■ Extracted records ■
:::::
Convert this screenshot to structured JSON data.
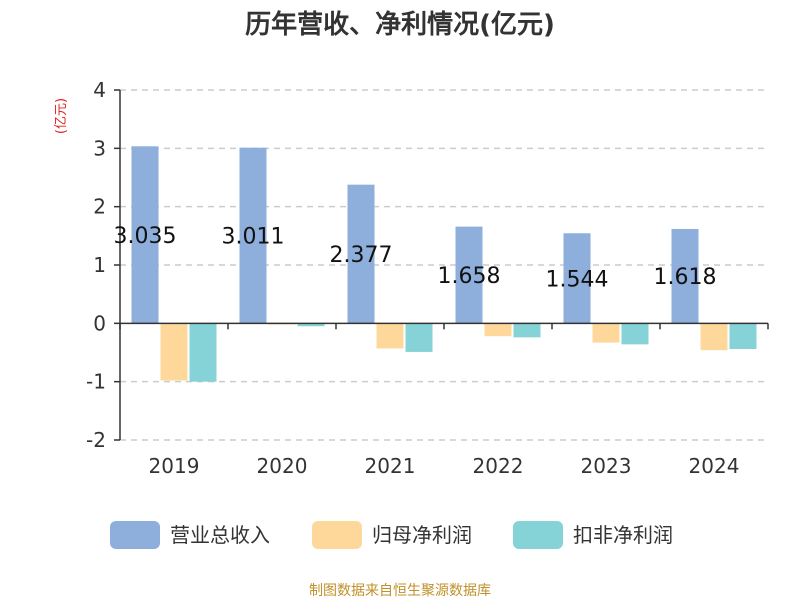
{
  "chart_data": {
    "type": "bar",
    "title": "历年营收、净利情况(亿元)",
    "unit_label": "(亿元)",
    "categories": [
      "2019",
      "2020",
      "2021",
      "2022",
      "2023",
      "2024"
    ],
    "series": [
      {
        "name": "营业总收入",
        "color": "#8eaedb",
        "values": [
          3.035,
          3.011,
          2.377,
          1.658,
          1.544,
          1.618
        ]
      },
      {
        "name": "归母净利润",
        "color": "#fdd89a",
        "values": [
          -0.98,
          -0.02,
          -0.43,
          -0.22,
          -0.33,
          -0.46
        ]
      },
      {
        "name": "扣非净利润",
        "color": "#85d3d6",
        "values": [
          -1.0,
          -0.05,
          -0.49,
          -0.24,
          -0.36,
          -0.44
        ]
      }
    ],
    "data_labels": [
      "3.035",
      "3.011",
      "2.377",
      "1.658",
      "1.544",
      "1.618"
    ],
    "y_ticks": [
      "4",
      "3",
      "2",
      "1",
      "0",
      "-1",
      "-2"
    ],
    "ylim": [
      -2,
      4
    ],
    "grid": true,
    "legend_position": "bottom",
    "source": "制图数据来自恒生聚源数据库"
  }
}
:::::
■ Work to complete ■
Transcribe the listing in full. Omit the pictures and keep every line exact.

■ Answer to this exercise ■
Convert this screenshot to structured JSON data.
{
  "chart_data": {
    "type": "bar",
    "title": "历年营收、净利情况(亿元)",
    "unit_label": "(亿元)",
    "categories": [
      "2019",
      "2020",
      "2021",
      "2022",
      "2023",
      "2024"
    ],
    "series": [
      {
        "name": "营业总收入",
        "color": "#8eaedb",
        "values": [
          3.035,
          3.011,
          2.377,
          1.658,
          1.544,
          1.618
        ]
      },
      {
        "name": "归母净利润",
        "color": "#fdd89a",
        "values": [
          -0.98,
          -0.02,
          -0.43,
          -0.22,
          -0.33,
          -0.46
        ]
      },
      {
        "name": "扣非净利润",
        "color": "#85d3d6",
        "values": [
          -1.0,
          -0.05,
          -0.49,
          -0.24,
          -0.36,
          -0.44
        ]
      }
    ],
    "data_labels": [
      "3.035",
      "3.011",
      "2.377",
      "1.658",
      "1.544",
      "1.618"
    ],
    "y_ticks": [
      "4",
      "3",
      "2",
      "1",
      "0",
      "-1",
      "-2"
    ],
    "ylim": [
      -2,
      4
    ],
    "grid": true,
    "legend_position": "bottom",
    "source": "制图数据来自恒生聚源数据库"
  }
}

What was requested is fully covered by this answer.